WRITTEN INSTRUCTION: Report each line of the data that has "sigma" somewhere in it.

:: INPUT ROWS ::

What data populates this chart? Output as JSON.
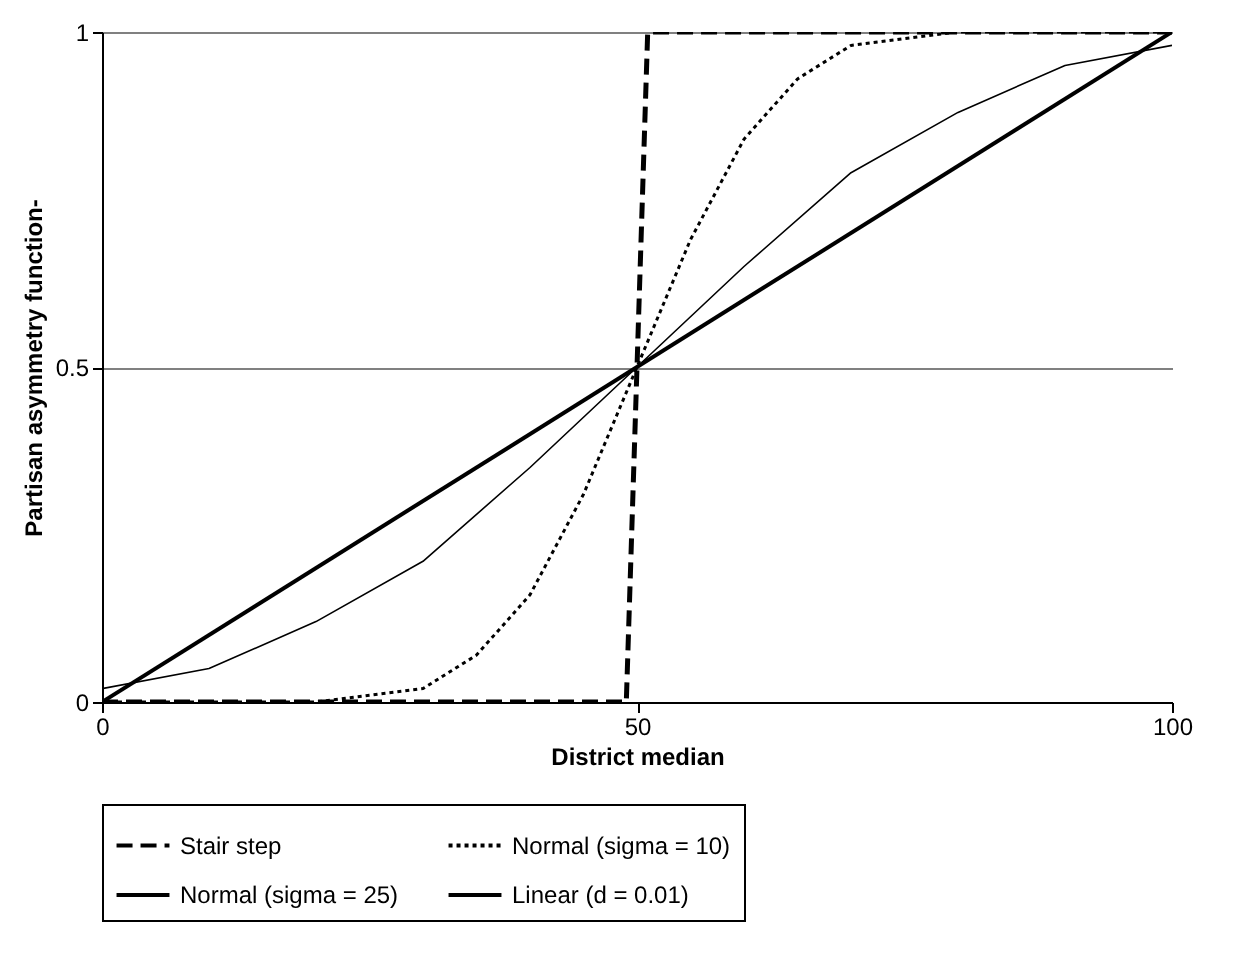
{
  "chart_data": {
    "type": "line",
    "xlabel": "District median",
    "ylabel": "Partisan asymmetry function-",
    "xlim": [
      0,
      100
    ],
    "xticks": [
      0,
      50,
      100
    ],
    "ylim": [
      0,
      1
    ],
    "yticks": [
      0,
      0.5,
      1
    ],
    "grid": "y",
    "legend": "bottom",
    "marker": "none",
    "series": [
      {
        "name": "Stair step",
        "color": "#000000",
        "line_style": "dashed",
        "x": [
          0,
          49,
          50,
          51,
          100
        ],
        "values": [
          0,
          0,
          0.5,
          1,
          1
        ]
      },
      {
        "name": "Normal (sigma = 10)",
        "color": "#000000",
        "line_style": "dotted",
        "x": [
          0,
          20,
          25,
          30,
          35,
          40,
          45,
          50,
          55,
          60,
          65,
          70,
          75,
          80,
          100
        ],
        "values": [
          0,
          0.0,
          0.01,
          0.02,
          0.07,
          0.16,
          0.31,
          0.5,
          0.69,
          0.84,
          0.93,
          0.98,
          0.99,
          1.0,
          1
        ]
      },
      {
        "name": "Normal (sigma = 25)",
        "color": "#000000",
        "line_style": "solid",
        "x": [
          0,
          10,
          20,
          30,
          40,
          50,
          60,
          70,
          80,
          90,
          100
        ],
        "values": [
          0.02,
          0.05,
          0.12,
          0.21,
          0.35,
          0.5,
          0.65,
          0.79,
          0.88,
          0.95,
          0.98
        ]
      },
      {
        "name": "Linear (d = 0.01)",
        "color": "#000000",
        "line_style": "solid",
        "x": [
          0,
          100
        ],
        "values": [
          0,
          1
        ]
      }
    ]
  }
}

:::

ANSWER:
        "name": "Normal (sigma = 10)",
        "name": "Normal (sigma = 25)",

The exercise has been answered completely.